> _TASK TO CARRY OUT_
Pictures appear in the records below; write out everything else exactly.

[BEGIN RECORDS FOR THE TASK]

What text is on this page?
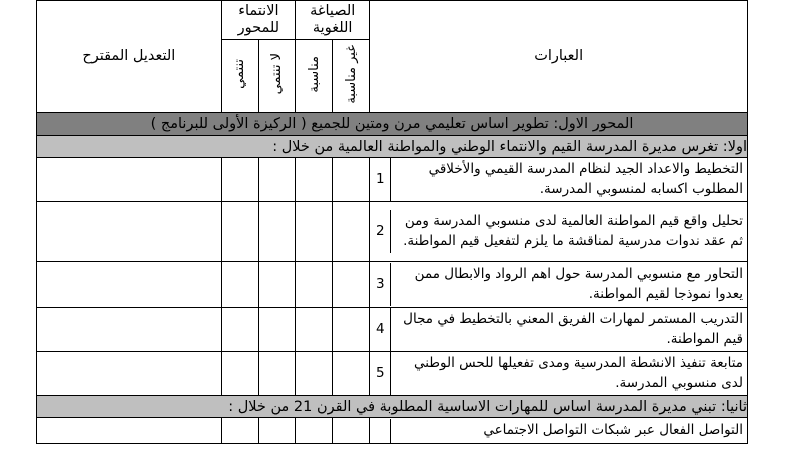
العبارات	الصياغة اللغوية	الانتماء للمحور	التعديل المقترح
غير مناسبة	مناسبة	لا تنتمي	تنتمي
المحور الاول: تطوير اساس تعليمي مرن ومتين للجميع ( الركيزة الأولى للبرنامج )
اولا: تغرس مديرة المدرسة القيم والانتماء الوطني والمواطنة العالمية من خلال :

التخطيط والاعداد الجيد لنظام المدرسة القيمي والأخلاقي المطلوب اكسابه لمنسوبي المدرسة.	1

تحليل واقع قيم المواطنة العالمية لدى منسوبي المدرسة ومن ثم عقد ندوات مدرسية لمناقشة ما يلزم لتفعيل قيم المواطنة.	2

التحاور مع منسوبي المدرسة حول اهم الرواد والابطال ممن يعدوا نموذجا لقيم المواطنة.	3

التدريب المستمر لمهارات الفريق المعني بالتخطيط في مجال قيم المواطنة.	4

متابعة تنفيذ الانشطة المدرسية ومدى تفعيلها للحس الوطني لدى منسوبي المدرسة.	5

ثانيا: تبني مديرة المدرسة اساس للمهارات الاساسية المطلوبة في القرن 21 من خلال :

التواصل الفعال عبر شبكات التواصل الاجتماعي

[END RECORDS FOR THE TASK]

> _CORRECT OUTPUT_
What text is on this page?
العبارات	الصياغة اللغوية	الانتماء للمحور	التعديل المقترح
غير مناسبة	مناسبة	لا تنتمي	تنتمي
المحور الاول: تطوير اساس تعليمي مرن ومتين للجميع ( الركيزة الأولى للبرنامج )
اولا: تغرس مديرة المدرسة القيم والانتماء الوطني والمواطنة العالمية من خلال :

التخطيط والاعداد الجيد لنظام المدرسة القيمي والأخلاقي المطلوب اكسابه لمنسوبي المدرسة.	1

تحليل واقع قيم المواطنة العالمية لدى منسوبي المدرسة ومن ثم عقد ندوات مدرسية لمناقشة ما يلزم لتفعيل قيم المواطنة.	2

التحاور مع منسوبي المدرسة حول اهم الرواد والابطال ممن يعدوا نموذجا لقيم المواطنة.	3

التدريب المستمر لمهارات الفريق المعني بالتخطيط في مجال قيم المواطنة.	4

متابعة تنفيذ الانشطة المدرسية ومدى تفعيلها للحس الوطني لدى منسوبي المدرسة.	5

ثانيا: تبني مديرة المدرسة اساس للمهارات الاساسية المطلوبة في القرن 21 من خلال :

التواصل الفعال عبر شبكات التواصل الاجتماعي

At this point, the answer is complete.